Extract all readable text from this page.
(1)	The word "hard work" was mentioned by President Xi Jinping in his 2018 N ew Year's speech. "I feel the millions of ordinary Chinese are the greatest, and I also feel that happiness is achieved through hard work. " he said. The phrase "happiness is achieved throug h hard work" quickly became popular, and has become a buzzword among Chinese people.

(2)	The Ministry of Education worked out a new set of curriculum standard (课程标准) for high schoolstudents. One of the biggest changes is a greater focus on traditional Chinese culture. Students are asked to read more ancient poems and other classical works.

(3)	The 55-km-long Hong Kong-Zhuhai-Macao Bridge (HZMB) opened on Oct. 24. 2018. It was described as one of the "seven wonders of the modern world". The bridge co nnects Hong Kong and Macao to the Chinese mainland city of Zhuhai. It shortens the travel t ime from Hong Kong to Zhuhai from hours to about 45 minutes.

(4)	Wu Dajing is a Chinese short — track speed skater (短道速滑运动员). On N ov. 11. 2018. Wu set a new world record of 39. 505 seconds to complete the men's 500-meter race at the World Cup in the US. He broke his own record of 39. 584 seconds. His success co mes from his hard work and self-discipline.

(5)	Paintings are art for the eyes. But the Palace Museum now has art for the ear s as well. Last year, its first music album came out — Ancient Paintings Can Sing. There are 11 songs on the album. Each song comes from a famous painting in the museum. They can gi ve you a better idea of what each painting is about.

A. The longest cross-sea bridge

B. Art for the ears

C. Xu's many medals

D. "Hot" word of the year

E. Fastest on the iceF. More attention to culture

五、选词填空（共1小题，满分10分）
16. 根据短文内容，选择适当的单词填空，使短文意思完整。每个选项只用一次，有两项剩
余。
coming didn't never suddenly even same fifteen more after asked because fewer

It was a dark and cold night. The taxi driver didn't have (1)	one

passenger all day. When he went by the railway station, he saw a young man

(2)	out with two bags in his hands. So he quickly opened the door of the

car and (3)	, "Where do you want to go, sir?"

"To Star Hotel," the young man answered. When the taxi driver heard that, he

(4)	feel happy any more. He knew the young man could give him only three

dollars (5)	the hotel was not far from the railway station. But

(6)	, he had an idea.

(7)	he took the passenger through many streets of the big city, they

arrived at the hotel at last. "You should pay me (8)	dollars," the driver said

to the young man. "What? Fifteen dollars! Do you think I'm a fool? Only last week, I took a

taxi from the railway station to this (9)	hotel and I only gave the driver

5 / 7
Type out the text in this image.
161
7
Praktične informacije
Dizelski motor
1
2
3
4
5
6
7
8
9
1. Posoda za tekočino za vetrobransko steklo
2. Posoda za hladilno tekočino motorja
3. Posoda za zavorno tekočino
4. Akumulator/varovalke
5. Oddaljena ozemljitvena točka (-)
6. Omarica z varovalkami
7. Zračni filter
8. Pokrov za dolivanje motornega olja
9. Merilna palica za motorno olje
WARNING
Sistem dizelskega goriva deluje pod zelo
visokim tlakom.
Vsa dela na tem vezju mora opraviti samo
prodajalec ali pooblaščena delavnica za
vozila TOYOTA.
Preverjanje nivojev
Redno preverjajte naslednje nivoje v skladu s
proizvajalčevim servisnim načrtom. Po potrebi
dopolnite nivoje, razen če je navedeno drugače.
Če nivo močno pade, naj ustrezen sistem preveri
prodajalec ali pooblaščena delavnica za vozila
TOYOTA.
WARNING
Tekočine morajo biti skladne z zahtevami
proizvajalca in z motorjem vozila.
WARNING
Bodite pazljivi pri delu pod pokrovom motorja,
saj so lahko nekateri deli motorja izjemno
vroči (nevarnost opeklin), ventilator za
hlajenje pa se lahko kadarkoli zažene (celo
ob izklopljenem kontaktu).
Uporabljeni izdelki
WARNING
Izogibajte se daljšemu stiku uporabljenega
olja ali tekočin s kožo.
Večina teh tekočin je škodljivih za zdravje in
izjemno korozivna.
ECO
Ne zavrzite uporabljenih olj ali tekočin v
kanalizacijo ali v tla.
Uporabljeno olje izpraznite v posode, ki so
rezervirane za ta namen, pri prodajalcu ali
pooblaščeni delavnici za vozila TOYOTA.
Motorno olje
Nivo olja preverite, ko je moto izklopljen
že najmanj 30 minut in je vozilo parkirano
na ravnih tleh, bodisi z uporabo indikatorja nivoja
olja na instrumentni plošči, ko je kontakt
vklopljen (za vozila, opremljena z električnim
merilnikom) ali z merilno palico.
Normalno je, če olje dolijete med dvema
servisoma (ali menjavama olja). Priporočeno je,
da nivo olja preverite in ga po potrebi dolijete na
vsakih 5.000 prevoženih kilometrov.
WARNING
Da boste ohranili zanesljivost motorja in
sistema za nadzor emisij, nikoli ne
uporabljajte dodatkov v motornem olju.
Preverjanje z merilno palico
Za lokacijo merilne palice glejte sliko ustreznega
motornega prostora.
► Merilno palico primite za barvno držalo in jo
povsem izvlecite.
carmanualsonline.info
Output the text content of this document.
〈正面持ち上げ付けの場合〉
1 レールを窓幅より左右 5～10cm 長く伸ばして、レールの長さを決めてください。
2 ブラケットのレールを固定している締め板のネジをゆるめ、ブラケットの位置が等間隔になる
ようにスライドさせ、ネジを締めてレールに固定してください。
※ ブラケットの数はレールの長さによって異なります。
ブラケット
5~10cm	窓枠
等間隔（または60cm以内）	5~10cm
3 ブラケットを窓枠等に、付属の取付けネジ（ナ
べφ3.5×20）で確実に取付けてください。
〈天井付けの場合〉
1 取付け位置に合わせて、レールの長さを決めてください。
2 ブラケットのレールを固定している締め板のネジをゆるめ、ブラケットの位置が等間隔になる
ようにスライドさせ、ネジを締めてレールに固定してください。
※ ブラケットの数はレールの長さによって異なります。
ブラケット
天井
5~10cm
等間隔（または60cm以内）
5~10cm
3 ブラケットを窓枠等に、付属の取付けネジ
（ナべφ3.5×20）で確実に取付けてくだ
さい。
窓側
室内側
━━━━━━━━━━━━━━━━━━━━
Copy out each line of the entries that holds "motornega".

> Written response
8. Pokrov za dolivanje motornega olja
motornega prostora.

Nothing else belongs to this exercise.